Posts Tagged ‘nuclear’

Nuclear plants operate at only a few hundred degrees Celsius, so they don’t have very high thermal efficiencies. Thus only a small part of the nuclear energy is changed into electricity and most is lost with the coolant fluid, about two thirds. Could it be used for something?

Traditional coal plants have long given their waste heat for district heating (and some cooling in the summer too!). This “free” energy is distributed as hot high pressure water in large pipes. It works great, especially in dense areas. This reduces coal usage quite a bit if you compare it to heating with coal electricity, or oil usage if you compare it with heating with heating oil.

In Russia special nuclear power plants, especially for isolated cities included provisions for large amounts of district heating. Though this means that the plant needs to be quite close to the city for it to be effective. It’s not done in the west. Could it work in Finland?

The power company Fortum is probably building a third unit to the Loviisa power plant complex some 100 km east of Helsinki, and it’s proposing to Helsinki that the new unit could provide a gigawatt of cheap district heating for the city. But Helsinki at the moment owns its own power generation company, Helsingin Energia (Helen), and is sceptical of the idea. Helen’s coal plants provide the current district heating and there are rules about the maximum size of a plant in the grid – if over 40% of the district heat would be provided by one plant, when it went down for some reason., there could be a catastrophe.

A 100 km long very large hot water tube system might also be very expensive. There exists a roughly 100 km long  fresh water tunnel carved in rock, providing water to Helsinki from lake Päijänne, so there is some expertise regarding such large scale subterranean building.

Another way of thinking about nuclear heating is to generate normal electricity but use it to power a heat pump at the heating location. This can increase the heating power as much as five fold – ie 5 kW of heating for 1 kW of electricity. This requires no district heating pipe infrastructure but the heat pumps are expensive. They are becoming more common in less dense living areas though and are a good way to reduce electricity use if they replace direct electric heating. They also increase peaks since the five multiplier can drop to two when it gets much colder outside – because the temperature difference that the pump works against is larger.

● GIVEN EXERCISE A
Answer these questions about the post on nuclear district heating:
(i) Roughly what share of the nuclear energy is lost with the coolant fluid?
(ii) How far east of Helsinki is the Loviisa power plant complex?
(iii) How much heating can a heat pump deliver from 1 kW of electricity?

(Items listed in a dataset)
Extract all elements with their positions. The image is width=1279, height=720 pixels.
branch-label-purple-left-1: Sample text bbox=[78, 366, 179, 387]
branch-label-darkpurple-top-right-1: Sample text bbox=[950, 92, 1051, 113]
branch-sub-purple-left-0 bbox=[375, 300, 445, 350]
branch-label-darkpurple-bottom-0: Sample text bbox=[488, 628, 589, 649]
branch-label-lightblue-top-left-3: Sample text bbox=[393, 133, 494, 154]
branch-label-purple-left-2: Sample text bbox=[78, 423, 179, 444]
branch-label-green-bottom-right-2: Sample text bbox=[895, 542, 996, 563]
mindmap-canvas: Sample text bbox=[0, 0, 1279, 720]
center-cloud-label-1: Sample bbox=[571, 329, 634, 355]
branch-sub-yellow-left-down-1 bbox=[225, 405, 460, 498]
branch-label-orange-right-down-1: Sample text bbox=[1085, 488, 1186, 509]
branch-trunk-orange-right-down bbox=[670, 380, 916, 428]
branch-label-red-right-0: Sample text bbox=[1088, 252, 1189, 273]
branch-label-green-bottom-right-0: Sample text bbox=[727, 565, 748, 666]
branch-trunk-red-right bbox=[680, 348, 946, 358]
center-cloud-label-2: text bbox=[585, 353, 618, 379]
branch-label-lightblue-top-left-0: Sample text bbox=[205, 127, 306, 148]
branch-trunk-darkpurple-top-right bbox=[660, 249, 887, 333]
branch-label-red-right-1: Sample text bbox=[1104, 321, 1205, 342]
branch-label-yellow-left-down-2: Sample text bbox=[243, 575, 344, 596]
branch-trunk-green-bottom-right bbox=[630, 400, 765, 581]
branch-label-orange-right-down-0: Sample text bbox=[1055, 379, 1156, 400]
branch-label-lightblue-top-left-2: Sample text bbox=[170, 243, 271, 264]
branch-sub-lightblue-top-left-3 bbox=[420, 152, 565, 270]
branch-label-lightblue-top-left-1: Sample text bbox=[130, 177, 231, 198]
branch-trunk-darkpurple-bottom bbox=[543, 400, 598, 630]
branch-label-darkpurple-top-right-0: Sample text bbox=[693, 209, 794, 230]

● GIVEN EXERCISE B
Reproduce every one of the dataset rows above, line by line, without altering anything.

● FINAL ANSWER A
(i) About two thirds.
(ii) Some 100 km.
(iii) As much as 5 kW.

● FINAL ANSWER B
Extract all elements with their positions. The image is width=1279, height=720 pixels.
branch-label-purple-left-1: Sample text bbox=[78, 366, 179, 387]
branch-label-darkpurple-top-right-1: Sample text bbox=[950, 92, 1051, 113]
branch-sub-purple-left-0 bbox=[375, 300, 445, 350]
branch-label-darkpurple-bottom-0: Sample text bbox=[488, 628, 589, 649]
branch-label-lightblue-top-left-3: Sample text bbox=[393, 133, 494, 154]
branch-label-purple-left-2: Sample text bbox=[78, 423, 179, 444]
branch-label-green-bottom-right-2: Sample text bbox=[895, 542, 996, 563]
mindmap-canvas: Sample text bbox=[0, 0, 1279, 720]
center-cloud-label-1: Sample bbox=[571, 329, 634, 355]
branch-sub-yellow-left-down-1 bbox=[225, 405, 460, 498]
branch-label-orange-right-down-1: Sample text bbox=[1085, 488, 1186, 509]
branch-trunk-orange-right-down bbox=[670, 380, 916, 428]
branch-label-red-right-0: Sample text bbox=[1088, 252, 1189, 273]
branch-label-green-bottom-right-0: Sample text bbox=[727, 565, 748, 666]
branch-trunk-red-right bbox=[680, 348, 946, 358]
center-cloud-label-2: text bbox=[585, 353, 618, 379]
branch-label-lightblue-top-left-0: Sample text bbox=[205, 127, 306, 148]
branch-trunk-darkpurple-top-right bbox=[660, 249, 887, 333]
branch-label-red-right-1: Sample text bbox=[1104, 321, 1205, 342]
branch-label-yellow-left-down-2: Sample text bbox=[243, 575, 344, 596]
branch-trunk-green-bottom-right bbox=[630, 400, 765, 581]
branch-label-orange-right-down-0: Sample text bbox=[1055, 379, 1156, 400]
branch-label-lightblue-top-left-2: Sample text bbox=[170, 243, 271, 264]
branch-sub-lightblue-top-left-3 bbox=[420, 152, 565, 270]
branch-label-lightblue-top-left-1: Sample text bbox=[130, 177, 231, 198]
branch-trunk-darkpurple-bottom bbox=[543, 400, 598, 630]
branch-label-darkpurple-top-right-0: Sample text bbox=[693, 209, 794, 230]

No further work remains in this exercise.